Quoted passage:
Details
- Precursor: Intraembryonic coelom

Identifiers
- Latin: cavitas peritonealis, saccus serosus peritonei
- MeSH: D010529
- TA98: A10.1.02.001
- TA2: 3702
- TH: H3.04.08.0.00011
- FMA: 14704

= Peritoneal cavity =

Empty space between parietal and visceral layers of peritoneum

The peritoneal cavity is a potential space located between the two layers of the peritoneum—the parietal peritoneum, the serous membrane that lines the abdominal wall, and visceral peritoneum, which surrounds the internal organs. While situated within the abdominal cavity, the term peritoneal cavity specifically refers to the potential space enclosed by these peritoneal membranes. The cavity contains a thin layer of lubricating serous fluid that enables the organs to move smoothly against each other, facilitating the movement and expansion of internal organs during digestion.

Study questions:
**A)** In the peritoneal cavity text, what lines the abdominal wall?
**B)** Render this sentence from the peritoneal cavity text in Spanish: "The cavity contains a thin layer of lubricating serous fluid that enables the organs to move smoothly against each other, facilitating the movement and expansion of internal organs during digestion."
**C)** Transcribe the part of the peritoneal cavity text that opens with the words containing "Identifiers" and closes with "organs during digestion.".

Given data:

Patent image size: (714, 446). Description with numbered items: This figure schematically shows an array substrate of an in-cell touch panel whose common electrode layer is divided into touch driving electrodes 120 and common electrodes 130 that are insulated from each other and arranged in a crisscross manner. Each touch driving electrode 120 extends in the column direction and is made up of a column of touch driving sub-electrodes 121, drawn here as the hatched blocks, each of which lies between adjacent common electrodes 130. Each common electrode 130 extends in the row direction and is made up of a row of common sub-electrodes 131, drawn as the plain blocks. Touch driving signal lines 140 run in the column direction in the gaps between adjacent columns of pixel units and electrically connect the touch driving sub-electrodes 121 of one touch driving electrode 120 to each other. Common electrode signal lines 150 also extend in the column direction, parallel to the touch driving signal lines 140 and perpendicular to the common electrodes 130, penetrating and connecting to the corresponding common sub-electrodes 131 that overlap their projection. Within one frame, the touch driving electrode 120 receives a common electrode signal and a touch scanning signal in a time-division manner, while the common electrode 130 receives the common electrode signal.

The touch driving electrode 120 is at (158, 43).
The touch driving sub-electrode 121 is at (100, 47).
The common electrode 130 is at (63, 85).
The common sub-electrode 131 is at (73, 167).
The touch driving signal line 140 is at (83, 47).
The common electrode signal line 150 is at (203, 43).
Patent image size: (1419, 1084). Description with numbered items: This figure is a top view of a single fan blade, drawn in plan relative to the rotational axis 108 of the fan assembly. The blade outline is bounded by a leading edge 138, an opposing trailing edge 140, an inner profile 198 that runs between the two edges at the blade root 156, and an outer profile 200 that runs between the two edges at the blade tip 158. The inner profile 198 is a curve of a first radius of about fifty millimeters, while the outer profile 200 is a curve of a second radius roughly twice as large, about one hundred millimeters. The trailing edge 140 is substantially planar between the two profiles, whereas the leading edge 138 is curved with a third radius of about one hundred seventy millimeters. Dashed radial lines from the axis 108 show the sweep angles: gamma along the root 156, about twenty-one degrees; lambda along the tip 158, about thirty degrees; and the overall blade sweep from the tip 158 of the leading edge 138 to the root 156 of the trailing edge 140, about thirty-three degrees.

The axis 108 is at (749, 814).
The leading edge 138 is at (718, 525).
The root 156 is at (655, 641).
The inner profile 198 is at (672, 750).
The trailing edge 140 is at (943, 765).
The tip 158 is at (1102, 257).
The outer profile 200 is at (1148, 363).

Expected responses:
**A)** The parietal peritoneum, a serous membrane.

**B)** La cavidad contiene una fina capa de líquido seroso lubricante que permite que los órganos se deslicen suavemente unos contra otros, lo que facilita el movimiento y la expansión de los órganos internos durante la digestión.

**C)**
Identifiers
- Latin: cavitas peritonealis, saccus serosus peritonei
- MeSH: D010529
- TA98: A10.1.02.001
- TA2: 3702
- TH: H3.04.08.0.00011
- FMA: 14704

= Peritoneal cavity =

Empty space between parietal and visceral layers of peritoneum

The peritoneal cavity is a potential space located between the two layers of the peritoneum—the parietal peritoneum, the serous membrane that lines the abdominal wall, and visceral peritoneum, which surrounds the internal organs. While situated within the abdominal cavity, the term peritoneal cavity specifically refers to the potential space enclosed by these peritoneal membranes. The cavity contains a thin layer of lubricating serous fluid that enables the organs to move smoothly against each other, facilitating the movement and expansion of internal organs during digestion.